#### GOAL OF THE EXERCISE:
Write out the material again exactly, please, and omit the pictures.

★ ★ ★ ★ ★ ★ ★

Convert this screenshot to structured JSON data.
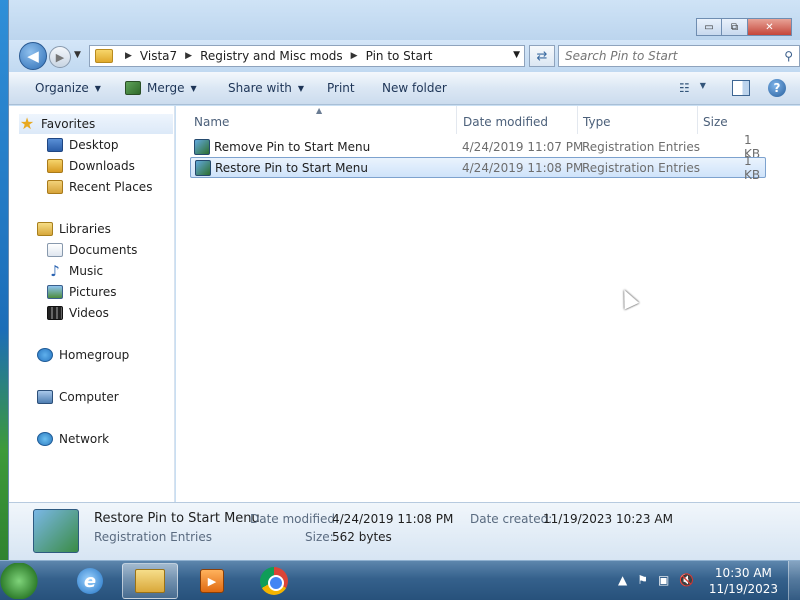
{
  "window": {
    "caption_buttons": {
      "minimize": "▭",
      "maximize": "⧉",
      "close": "✕"
    }
  },
  "address": {
    "crumbs": [
      "Vista7",
      "Registry and Misc mods",
      "Pin to Start"
    ],
    "search_placeholder": "Search Pin to Start"
  },
  "commands": {
    "organize": "Organize",
    "merge": "Merge",
    "share_with": "Share with",
    "print": "Print",
    "new_folder": "New folder"
  },
  "nav": {
    "favorites": "Favorites",
    "desktop": "Desktop",
    "downloads": "Downloads",
    "recent_places": "Recent Places",
    "libraries": "Libraries",
    "documents": "Documents",
    "music": "Music",
    "pictures": "Pictures",
    "videos": "Videos",
    "homegroup": "Homegroup",
    "computer": "Computer",
    "network": "Network"
  },
  "columns": {
    "name": "Name",
    "date_modified": "Date modified",
    "type": "Type",
    "size": "Size"
  },
  "files": [
    {
      "name": "Remove Pin to Start Menu",
      "date": "4/24/2019 11:07 PM",
      "type": "Registration Entries",
      "size": "1 KB"
    },
    {
      "name": "Restore Pin to Start Menu",
      "date": "4/24/2019 11:08 PM",
      "type": "Registration Entries",
      "size": "1 KB"
    }
  ],
  "details": {
    "name": "Restore Pin to Start Menu",
    "type": "Registration Entries",
    "date_modified_label": "Date modified:",
    "date_modified": "4/24/2019 11:08 PM",
    "date_created_label": "Date created:",
    "date_created": "11/19/2023 10:23 AM",
    "size_label": "Size:",
    "size": "562 bytes"
  },
  "taskbar": {
    "time": "10:30 AM",
    "date": "11/19/2023"
  },
  "colors": {
    "selection_border": "#7da2ce",
    "selection_fill": "#cfe3fa",
    "taskbar": "#35618c"
  }
}
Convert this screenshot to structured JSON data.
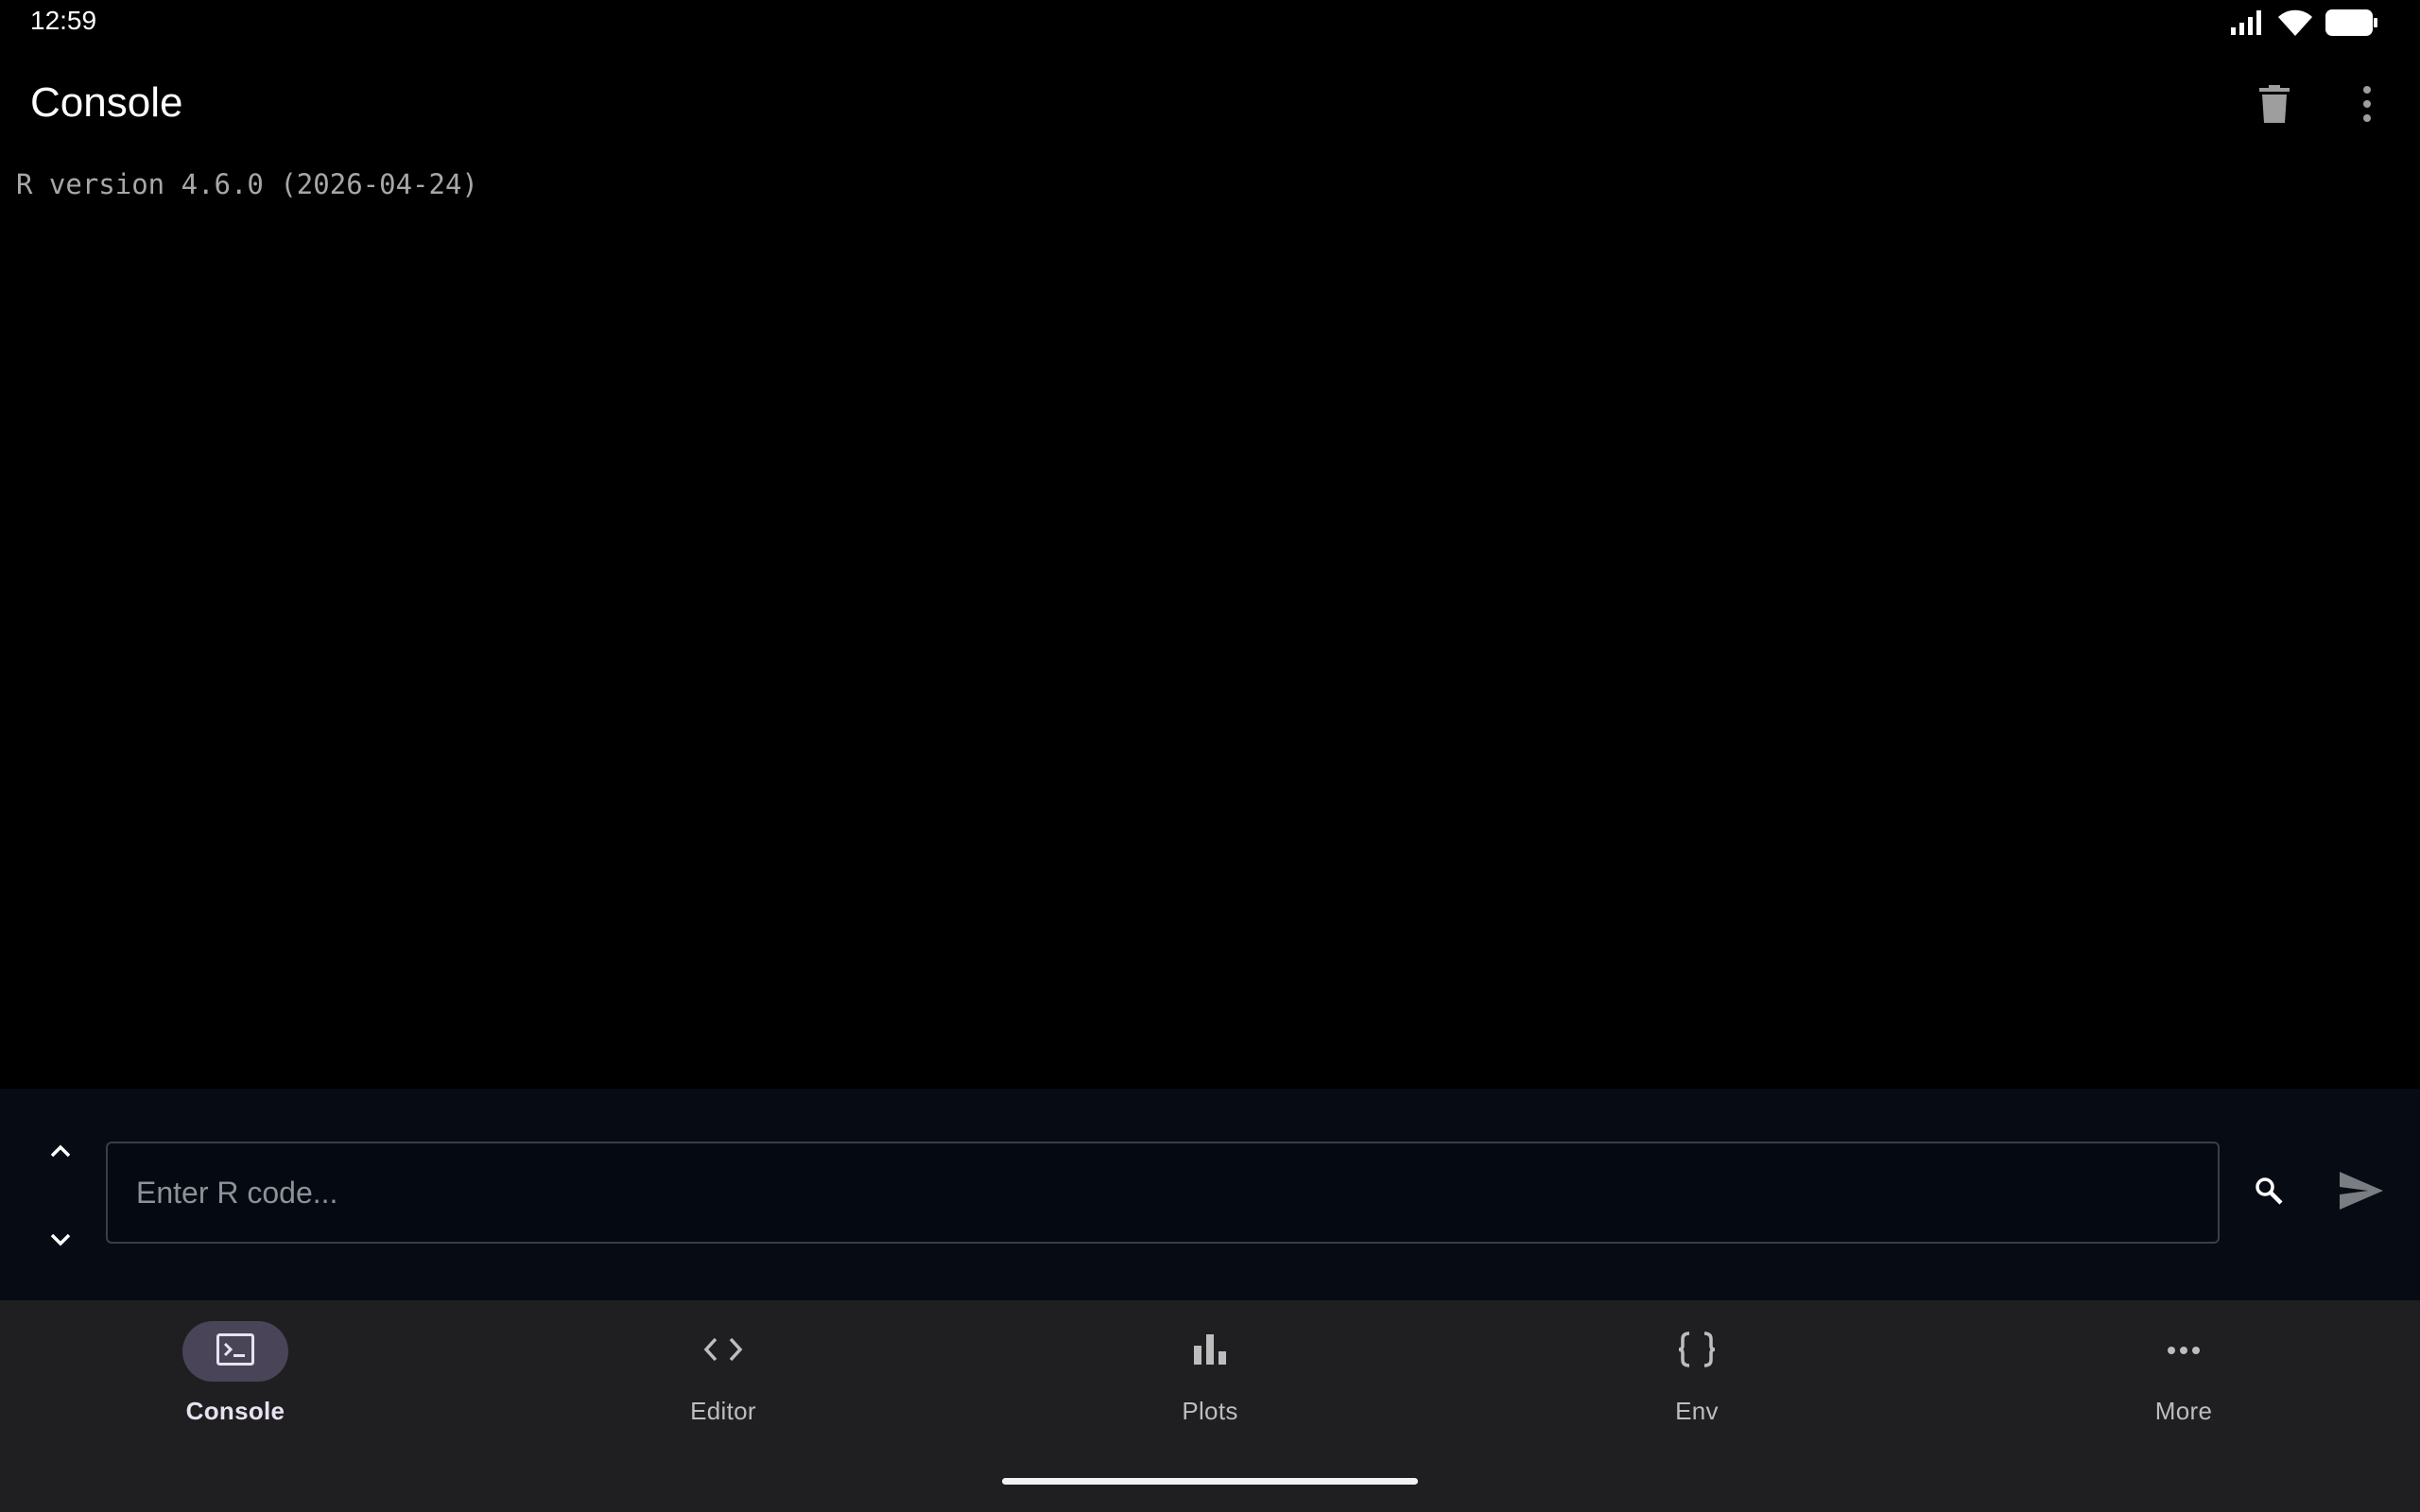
{
  "status_bar": {
    "time": "12:59",
    "icons": [
      "signal-icon",
      "wifi-icon",
      "battery-icon"
    ]
  },
  "app_bar": {
    "title": "Console",
    "actions": [
      "trash-icon",
      "more-vert-icon"
    ]
  },
  "console": {
    "lines": [
      "R version 4.6.0 (2026-04-24)"
    ]
  },
  "input": {
    "placeholder": "Enter R code...",
    "value": ""
  },
  "bottom_nav": {
    "items": [
      {
        "label": "Console",
        "icon": "terminal-icon",
        "active": true
      },
      {
        "label": "Editor",
        "icon": "code-icon",
        "active": false
      },
      {
        "label": "Plots",
        "icon": "bar-chart-icon",
        "active": false
      },
      {
        "label": "Env",
        "icon": "braces-icon",
        "active": false
      },
      {
        "label": "More",
        "icon": "more-horiz-icon",
        "active": false
      }
    ]
  },
  "colors": {
    "background": "#000000",
    "input_panel": "#060b14",
    "nav_background": "#1f1f21",
    "active_pill": "#4a4458",
    "console_text": "#a7a7a7"
  }
}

★ ★ ★ ★ ★ ★ ★

#### RESPONSE TO THIS EXERCISE:
Convert this screenshot to structured JSON data.
{
  "window": {
    "caption_buttons": {
      "minimize": "▭",
      "maximize": "⧉",
      "close": "✕"
    }
  },
  "address": {
    "crumbs": [
      "Vista7",
      "Registry and Misc mods",
      "Pin to Start"
    ],
    "search_placeholder": "Search Pin to Start"
  },
  "commands": {
    "organize": "Organize",
    "merge": "Merge",
    "share_with": "Share with",
    "print": "Print",
    "new_folder": "New folder"
  },
  "nav": {
    "favorites": "Favorites",
    "desktop": "Desktop",
    "downloads": "Downloads",
    "recent_places": "Recent Places",
    "libraries": "Libraries",
    "documents": "Documents",
    "music": "Music",
    "pictures": "Pictures",
    "videos": "Videos",
    "homegroup": "Homegroup",
    "computer": "Computer",
    "network": "Network"
  },
  "columns": {
    "name": "Name",
    "date_modified": "Date modified",
    "type": "Type",
    "size": "Size"
  },
  "files": [
    {
      "name": "Remove Pin to Start Menu",
      "date": "4/24/2019 11:07 PM",
      "type": "Registration Entries",
      "size": "1 KB"
    },
    {
      "name": "Restore Pin to Start Menu",
      "date": "4/24/2019 11:08 PM",
      "type": "Registration Entries",
      "size": "1 KB"
    }
  ],
  "details": {
    "name": "Restore Pin to Start Menu",
    "type": "Registration Entries",
    "date_modified_label": "Date modified:",
    "date_modified": "4/24/2019 11:08 PM",
    "date_created_label": "Date created:",
    "date_created": "11/19/2023 10:23 AM",
    "size_label": "Size:",
    "size": "562 bytes"
  },
  "taskbar": {
    "time": "10:30 AM",
    "date": "11/19/2023"
  },
  "colors": {
    "selection_border": "#7da2ce",
    "selection_fill": "#cfe3fa",
    "taskbar": "#35618c"
  }
}
Convert this screenshot to structured JSON data.
{
  "status_bar": {
    "time": "12:59",
    "icons": [
      "signal-icon",
      "wifi-icon",
      "battery-icon"
    ]
  },
  "app_bar": {
    "title": "Console",
    "actions": [
      "trash-icon",
      "more-vert-icon"
    ]
  },
  "console": {
    "lines": [
      "R version 4.6.0 (2026-04-24)"
    ]
  },
  "input": {
    "placeholder": "Enter R code...",
    "value": ""
  },
  "bottom_nav": {
    "items": [
      {
        "label": "Console",
        "icon": "terminal-icon",
        "active": true
      },
      {
        "label": "Editor",
        "icon": "code-icon",
        "active": false
      },
      {
        "label": "Plots",
        "icon": "bar-chart-icon",
        "active": false
      },
      {
        "label": "Env",
        "icon": "braces-icon",
        "active": false
      },
      {
        "label": "More",
        "icon": "more-horiz-icon",
        "active": false
      }
    ]
  },
  "colors": {
    "background": "#000000",
    "input_panel": "#060b14",
    "nav_background": "#1f1f21",
    "active_pill": "#4a4458",
    "console_text": "#a7a7a7"
  }
}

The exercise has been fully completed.